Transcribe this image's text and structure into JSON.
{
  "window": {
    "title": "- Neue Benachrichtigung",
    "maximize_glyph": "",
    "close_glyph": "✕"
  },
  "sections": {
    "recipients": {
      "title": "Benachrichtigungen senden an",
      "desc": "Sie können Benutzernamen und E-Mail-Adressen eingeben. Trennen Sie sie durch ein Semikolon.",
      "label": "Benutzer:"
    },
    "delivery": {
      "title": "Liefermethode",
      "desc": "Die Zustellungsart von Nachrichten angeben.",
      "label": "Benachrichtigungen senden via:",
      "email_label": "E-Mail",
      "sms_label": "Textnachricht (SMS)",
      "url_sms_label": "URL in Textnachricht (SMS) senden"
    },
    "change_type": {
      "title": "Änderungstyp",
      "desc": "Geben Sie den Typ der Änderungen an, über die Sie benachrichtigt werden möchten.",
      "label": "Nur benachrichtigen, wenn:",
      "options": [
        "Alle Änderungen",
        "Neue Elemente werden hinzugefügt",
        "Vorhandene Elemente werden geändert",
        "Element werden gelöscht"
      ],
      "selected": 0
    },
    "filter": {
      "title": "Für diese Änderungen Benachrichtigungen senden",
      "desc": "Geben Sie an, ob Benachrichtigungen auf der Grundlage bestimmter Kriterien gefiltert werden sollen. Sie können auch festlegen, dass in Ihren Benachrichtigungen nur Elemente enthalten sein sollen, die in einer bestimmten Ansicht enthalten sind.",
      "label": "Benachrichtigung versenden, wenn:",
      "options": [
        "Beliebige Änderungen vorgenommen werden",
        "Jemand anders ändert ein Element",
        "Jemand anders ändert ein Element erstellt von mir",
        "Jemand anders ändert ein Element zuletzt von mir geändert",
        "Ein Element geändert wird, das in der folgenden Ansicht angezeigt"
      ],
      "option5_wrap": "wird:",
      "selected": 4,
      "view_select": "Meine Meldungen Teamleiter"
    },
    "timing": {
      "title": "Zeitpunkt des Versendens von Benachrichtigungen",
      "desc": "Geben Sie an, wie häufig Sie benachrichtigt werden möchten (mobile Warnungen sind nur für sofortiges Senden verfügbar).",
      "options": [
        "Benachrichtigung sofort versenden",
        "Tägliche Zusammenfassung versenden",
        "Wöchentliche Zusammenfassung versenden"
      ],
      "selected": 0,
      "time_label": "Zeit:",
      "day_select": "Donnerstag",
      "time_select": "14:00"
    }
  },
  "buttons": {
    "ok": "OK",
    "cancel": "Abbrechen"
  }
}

[EXERCISE INSTRUCTIONS]: Set apart and copy each line of the records that holds the word "Mail".

[PROBLEM SOLUTION]:
      "desc": "Sie können Benutzernamen und E-Mail-Adressen eingeben. Trennen Sie sie durch ein Semikolon.",
      "email_label": "E-Mail",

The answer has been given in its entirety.